++++ PROVIDED DATA ++++

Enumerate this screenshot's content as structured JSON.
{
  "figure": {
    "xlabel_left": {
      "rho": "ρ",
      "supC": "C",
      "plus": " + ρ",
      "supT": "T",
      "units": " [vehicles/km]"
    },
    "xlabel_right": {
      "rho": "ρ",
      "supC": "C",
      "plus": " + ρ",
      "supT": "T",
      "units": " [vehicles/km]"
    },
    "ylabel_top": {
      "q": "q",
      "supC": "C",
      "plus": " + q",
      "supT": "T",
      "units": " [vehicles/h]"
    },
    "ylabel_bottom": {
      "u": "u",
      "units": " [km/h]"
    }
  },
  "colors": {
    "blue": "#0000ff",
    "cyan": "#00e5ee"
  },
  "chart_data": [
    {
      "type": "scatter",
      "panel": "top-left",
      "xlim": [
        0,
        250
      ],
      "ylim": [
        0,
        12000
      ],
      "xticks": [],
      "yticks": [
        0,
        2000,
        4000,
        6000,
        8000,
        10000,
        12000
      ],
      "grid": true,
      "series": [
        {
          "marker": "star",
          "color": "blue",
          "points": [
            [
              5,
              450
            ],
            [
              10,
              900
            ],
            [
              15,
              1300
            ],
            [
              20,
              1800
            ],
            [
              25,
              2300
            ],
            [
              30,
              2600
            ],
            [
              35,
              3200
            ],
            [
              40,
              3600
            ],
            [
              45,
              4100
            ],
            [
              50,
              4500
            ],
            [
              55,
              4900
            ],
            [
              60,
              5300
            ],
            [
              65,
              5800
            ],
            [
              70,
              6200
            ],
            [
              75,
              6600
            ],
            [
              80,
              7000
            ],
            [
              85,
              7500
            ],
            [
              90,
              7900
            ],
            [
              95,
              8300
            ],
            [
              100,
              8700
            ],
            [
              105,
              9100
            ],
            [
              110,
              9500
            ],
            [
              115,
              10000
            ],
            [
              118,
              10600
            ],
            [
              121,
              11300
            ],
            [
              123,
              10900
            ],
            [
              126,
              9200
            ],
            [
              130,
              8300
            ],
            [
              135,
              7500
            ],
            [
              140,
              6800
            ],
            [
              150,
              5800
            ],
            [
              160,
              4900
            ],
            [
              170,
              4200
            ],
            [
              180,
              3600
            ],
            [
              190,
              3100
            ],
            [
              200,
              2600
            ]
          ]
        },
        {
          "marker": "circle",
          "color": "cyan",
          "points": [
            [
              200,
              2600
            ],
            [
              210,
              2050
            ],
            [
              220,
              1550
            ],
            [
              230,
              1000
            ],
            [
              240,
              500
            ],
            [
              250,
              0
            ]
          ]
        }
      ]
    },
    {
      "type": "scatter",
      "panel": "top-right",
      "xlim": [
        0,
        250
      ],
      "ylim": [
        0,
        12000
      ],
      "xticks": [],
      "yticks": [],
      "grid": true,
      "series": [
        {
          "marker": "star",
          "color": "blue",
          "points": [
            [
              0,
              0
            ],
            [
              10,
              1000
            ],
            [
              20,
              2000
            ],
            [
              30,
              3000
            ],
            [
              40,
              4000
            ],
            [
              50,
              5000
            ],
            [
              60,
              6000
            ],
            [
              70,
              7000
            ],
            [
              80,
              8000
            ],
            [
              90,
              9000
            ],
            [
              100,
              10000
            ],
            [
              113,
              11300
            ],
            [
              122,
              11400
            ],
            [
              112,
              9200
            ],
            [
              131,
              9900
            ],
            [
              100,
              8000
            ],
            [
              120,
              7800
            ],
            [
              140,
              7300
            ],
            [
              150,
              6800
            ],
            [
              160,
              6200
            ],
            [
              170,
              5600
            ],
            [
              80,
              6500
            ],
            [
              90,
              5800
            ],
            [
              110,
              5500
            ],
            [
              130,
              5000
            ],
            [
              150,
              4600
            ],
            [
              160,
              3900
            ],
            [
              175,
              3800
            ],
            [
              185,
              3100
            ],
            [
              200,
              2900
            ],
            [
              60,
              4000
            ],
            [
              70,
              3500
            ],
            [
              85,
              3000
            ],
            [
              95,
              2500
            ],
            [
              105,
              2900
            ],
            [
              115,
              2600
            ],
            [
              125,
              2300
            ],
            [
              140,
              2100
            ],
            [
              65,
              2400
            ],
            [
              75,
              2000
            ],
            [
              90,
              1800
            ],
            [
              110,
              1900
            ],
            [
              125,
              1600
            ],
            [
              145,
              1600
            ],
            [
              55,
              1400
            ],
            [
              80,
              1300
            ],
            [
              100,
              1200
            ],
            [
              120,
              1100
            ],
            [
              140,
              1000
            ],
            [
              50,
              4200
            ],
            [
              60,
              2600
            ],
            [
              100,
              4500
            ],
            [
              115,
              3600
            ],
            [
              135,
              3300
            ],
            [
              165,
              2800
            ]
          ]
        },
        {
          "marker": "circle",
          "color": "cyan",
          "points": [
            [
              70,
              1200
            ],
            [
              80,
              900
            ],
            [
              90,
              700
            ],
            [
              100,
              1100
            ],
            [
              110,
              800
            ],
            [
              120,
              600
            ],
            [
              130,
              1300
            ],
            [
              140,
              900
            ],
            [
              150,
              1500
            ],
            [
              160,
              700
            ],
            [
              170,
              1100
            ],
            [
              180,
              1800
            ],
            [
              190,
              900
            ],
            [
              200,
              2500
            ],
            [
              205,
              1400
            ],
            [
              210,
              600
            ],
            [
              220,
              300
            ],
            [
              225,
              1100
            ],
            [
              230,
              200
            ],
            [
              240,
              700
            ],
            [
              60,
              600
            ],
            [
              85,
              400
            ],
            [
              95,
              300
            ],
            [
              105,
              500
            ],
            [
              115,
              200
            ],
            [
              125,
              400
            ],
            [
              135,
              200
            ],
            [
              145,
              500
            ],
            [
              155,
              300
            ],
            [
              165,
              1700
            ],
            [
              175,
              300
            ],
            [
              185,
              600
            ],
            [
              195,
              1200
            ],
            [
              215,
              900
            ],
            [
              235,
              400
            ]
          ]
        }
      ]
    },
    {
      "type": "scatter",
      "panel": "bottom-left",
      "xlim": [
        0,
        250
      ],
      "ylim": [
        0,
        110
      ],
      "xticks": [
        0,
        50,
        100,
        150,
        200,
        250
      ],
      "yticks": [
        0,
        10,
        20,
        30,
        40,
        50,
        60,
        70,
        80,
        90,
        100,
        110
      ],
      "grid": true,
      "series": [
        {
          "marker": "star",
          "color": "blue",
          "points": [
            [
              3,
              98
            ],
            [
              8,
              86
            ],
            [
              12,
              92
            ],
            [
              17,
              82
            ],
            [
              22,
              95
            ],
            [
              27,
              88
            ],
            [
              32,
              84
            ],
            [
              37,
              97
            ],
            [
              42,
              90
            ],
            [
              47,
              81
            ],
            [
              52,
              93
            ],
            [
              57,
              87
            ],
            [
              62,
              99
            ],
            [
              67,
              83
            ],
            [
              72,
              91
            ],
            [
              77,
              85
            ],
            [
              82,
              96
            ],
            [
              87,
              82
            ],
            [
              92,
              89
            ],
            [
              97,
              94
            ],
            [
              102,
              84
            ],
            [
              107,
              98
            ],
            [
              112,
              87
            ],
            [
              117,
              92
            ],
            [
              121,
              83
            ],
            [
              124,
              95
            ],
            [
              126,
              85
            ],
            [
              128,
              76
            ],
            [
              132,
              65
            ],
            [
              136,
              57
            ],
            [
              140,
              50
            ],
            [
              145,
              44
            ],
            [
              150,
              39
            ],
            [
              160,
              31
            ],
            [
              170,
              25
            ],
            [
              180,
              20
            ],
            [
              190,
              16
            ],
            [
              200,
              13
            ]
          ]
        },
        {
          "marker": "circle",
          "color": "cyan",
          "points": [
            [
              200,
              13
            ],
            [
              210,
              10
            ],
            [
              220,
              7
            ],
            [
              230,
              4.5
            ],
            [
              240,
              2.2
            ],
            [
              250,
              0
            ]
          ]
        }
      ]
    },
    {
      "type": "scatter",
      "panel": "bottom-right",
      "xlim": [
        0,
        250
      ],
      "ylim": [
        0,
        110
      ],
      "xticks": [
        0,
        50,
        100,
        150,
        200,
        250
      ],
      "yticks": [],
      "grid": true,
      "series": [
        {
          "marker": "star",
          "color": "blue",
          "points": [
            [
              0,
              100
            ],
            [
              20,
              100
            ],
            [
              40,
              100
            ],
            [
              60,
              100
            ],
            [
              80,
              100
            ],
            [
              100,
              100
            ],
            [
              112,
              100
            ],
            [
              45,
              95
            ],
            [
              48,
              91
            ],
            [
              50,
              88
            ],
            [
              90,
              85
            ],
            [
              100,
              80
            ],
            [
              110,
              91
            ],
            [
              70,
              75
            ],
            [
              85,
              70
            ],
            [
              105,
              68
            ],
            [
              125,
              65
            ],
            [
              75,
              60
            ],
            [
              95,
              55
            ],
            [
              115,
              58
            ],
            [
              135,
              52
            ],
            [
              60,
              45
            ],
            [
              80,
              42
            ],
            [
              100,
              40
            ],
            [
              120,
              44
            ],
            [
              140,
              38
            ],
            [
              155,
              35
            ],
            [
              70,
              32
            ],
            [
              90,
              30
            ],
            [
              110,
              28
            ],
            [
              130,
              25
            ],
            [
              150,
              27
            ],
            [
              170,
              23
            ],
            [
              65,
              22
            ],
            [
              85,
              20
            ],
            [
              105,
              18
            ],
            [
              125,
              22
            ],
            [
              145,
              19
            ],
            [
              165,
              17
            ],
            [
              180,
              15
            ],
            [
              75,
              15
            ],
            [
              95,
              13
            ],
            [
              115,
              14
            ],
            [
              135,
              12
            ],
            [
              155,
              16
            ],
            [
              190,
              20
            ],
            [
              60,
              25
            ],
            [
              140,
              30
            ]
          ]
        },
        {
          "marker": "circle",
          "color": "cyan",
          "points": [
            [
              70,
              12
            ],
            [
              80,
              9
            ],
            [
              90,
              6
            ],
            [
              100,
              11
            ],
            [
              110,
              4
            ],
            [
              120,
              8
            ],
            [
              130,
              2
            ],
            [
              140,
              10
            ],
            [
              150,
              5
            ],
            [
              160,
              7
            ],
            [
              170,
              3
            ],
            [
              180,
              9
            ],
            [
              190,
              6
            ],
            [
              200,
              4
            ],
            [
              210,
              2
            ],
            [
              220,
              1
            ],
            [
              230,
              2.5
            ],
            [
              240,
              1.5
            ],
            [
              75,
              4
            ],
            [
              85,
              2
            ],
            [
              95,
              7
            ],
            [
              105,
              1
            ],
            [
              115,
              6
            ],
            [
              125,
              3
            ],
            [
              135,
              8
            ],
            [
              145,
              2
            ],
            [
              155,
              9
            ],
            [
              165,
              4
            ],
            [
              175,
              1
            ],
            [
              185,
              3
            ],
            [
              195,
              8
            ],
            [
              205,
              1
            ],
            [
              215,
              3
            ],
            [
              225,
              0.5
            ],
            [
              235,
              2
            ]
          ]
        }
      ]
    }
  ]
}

++++
++++ PROVIDED DATA ++++

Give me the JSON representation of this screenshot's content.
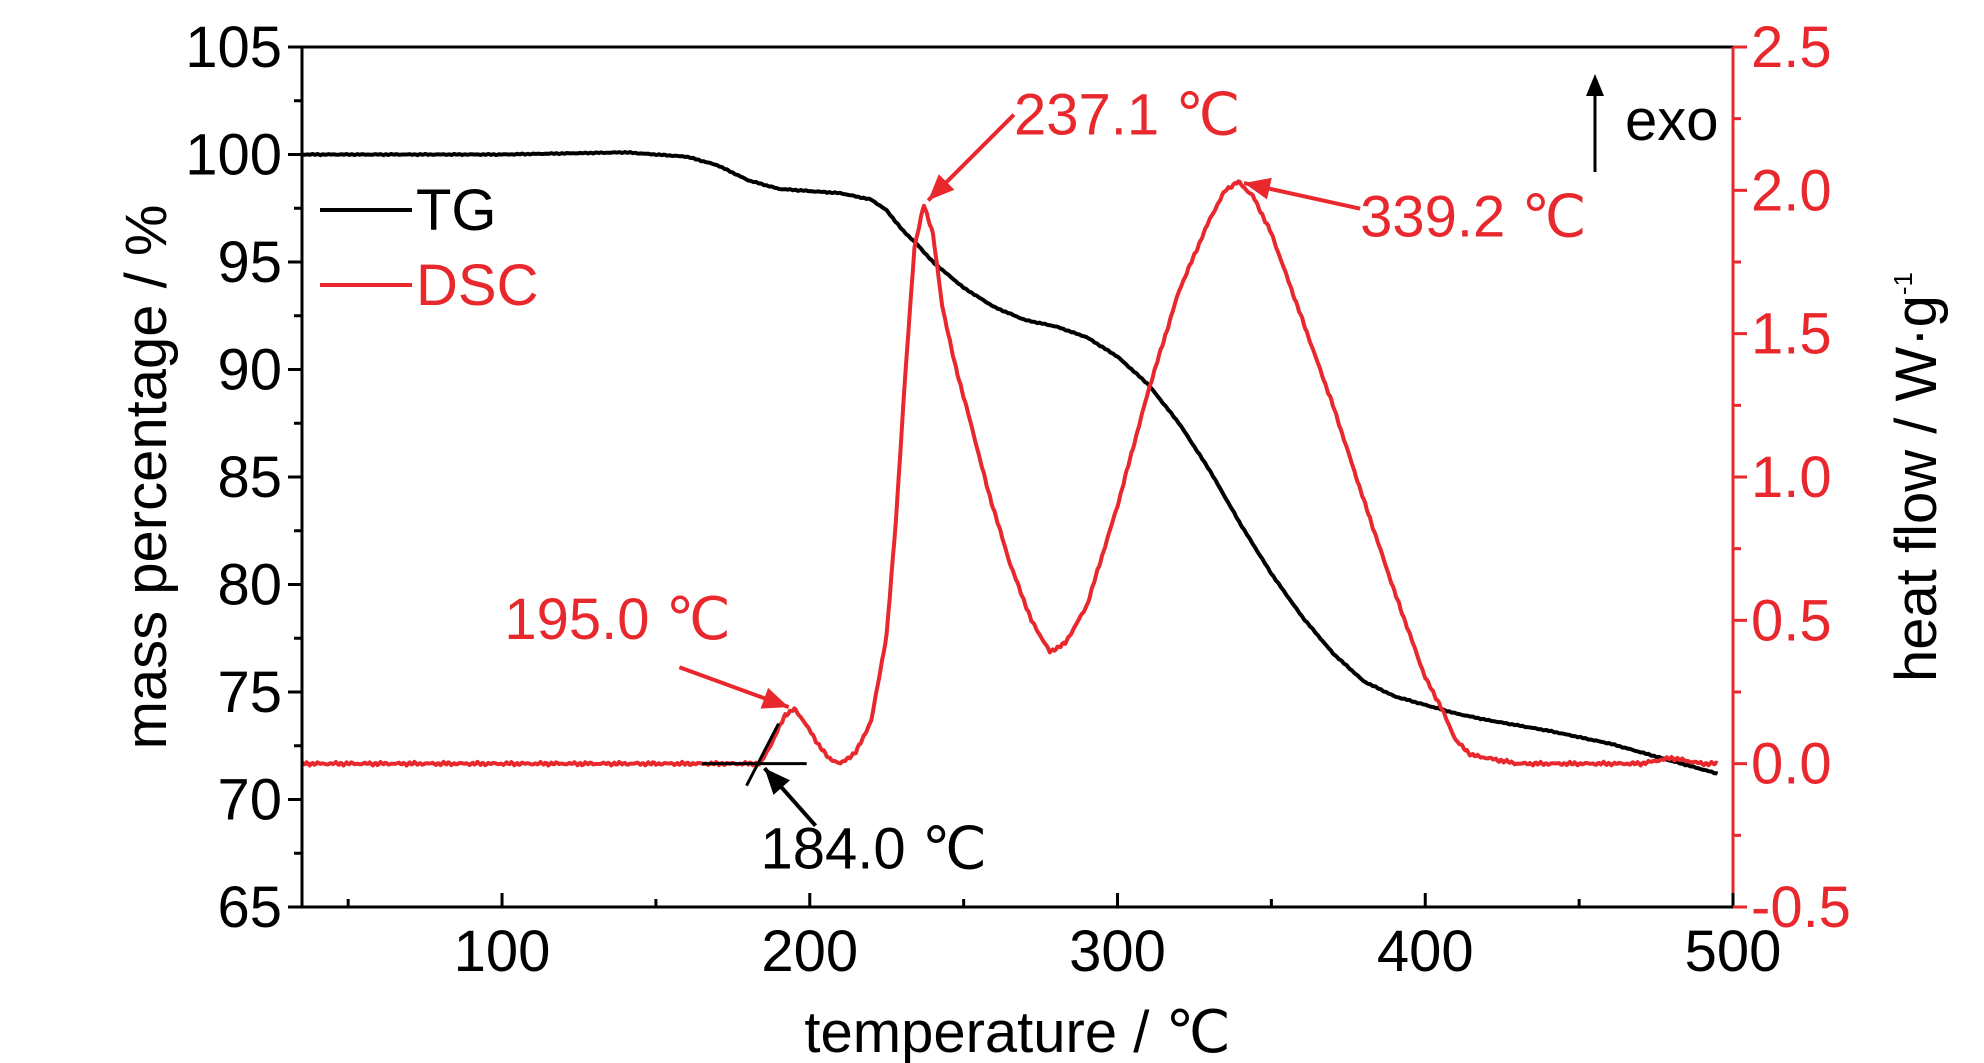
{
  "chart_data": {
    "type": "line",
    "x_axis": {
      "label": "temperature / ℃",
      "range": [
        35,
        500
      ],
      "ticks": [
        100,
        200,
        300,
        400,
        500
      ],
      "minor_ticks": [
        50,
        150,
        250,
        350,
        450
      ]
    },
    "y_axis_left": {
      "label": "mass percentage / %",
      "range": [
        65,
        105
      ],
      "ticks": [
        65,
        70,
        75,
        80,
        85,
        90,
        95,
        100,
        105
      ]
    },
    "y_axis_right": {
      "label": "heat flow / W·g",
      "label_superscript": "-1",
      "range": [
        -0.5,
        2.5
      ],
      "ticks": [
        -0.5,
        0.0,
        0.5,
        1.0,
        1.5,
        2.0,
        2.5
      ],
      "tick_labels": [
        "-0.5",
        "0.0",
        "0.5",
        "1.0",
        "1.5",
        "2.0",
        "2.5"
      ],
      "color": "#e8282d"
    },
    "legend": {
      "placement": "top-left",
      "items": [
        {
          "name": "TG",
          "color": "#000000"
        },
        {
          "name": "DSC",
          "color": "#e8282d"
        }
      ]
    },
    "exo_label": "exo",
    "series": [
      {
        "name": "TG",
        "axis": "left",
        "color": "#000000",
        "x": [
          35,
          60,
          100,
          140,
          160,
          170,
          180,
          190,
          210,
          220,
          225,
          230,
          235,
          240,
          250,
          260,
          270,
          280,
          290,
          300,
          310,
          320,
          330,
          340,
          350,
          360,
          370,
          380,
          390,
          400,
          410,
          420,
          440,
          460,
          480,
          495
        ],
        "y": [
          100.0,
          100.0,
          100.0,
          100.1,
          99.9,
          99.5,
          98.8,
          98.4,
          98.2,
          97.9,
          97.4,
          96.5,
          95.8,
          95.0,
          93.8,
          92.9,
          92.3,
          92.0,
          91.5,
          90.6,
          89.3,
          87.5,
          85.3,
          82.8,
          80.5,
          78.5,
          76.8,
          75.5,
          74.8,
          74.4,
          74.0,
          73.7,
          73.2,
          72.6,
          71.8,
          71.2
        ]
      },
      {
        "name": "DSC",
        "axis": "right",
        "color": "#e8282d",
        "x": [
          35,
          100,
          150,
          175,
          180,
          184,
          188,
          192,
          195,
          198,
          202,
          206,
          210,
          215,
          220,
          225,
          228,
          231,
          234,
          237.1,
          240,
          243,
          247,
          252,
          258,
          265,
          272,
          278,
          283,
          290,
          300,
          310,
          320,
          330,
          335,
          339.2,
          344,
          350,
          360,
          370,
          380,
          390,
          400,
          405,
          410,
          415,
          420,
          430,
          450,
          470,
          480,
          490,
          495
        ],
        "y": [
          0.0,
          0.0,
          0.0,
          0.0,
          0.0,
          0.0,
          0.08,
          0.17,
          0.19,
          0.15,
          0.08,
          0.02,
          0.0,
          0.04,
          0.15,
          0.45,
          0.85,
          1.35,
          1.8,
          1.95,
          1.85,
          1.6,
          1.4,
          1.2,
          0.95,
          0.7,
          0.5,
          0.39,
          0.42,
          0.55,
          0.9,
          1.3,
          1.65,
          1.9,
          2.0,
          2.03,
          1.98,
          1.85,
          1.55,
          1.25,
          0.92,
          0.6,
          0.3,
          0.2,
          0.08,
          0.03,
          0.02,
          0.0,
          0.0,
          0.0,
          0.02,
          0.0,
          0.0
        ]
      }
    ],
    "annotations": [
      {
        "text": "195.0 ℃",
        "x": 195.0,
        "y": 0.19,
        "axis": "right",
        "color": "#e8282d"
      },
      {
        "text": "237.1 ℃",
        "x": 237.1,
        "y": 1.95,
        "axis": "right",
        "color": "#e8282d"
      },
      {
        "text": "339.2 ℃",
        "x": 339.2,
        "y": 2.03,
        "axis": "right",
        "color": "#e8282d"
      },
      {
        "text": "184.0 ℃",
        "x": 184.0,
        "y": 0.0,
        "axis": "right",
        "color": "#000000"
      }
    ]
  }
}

++++

▶ _TASK STATEMENT_
Look through the entries above for the word "JSON". Copy every line where it shows up.

▶ _TASK RESPONSE_
Enumerate this screenshot's content as structured JSON.
Give me the JSON representation of this screenshot's content.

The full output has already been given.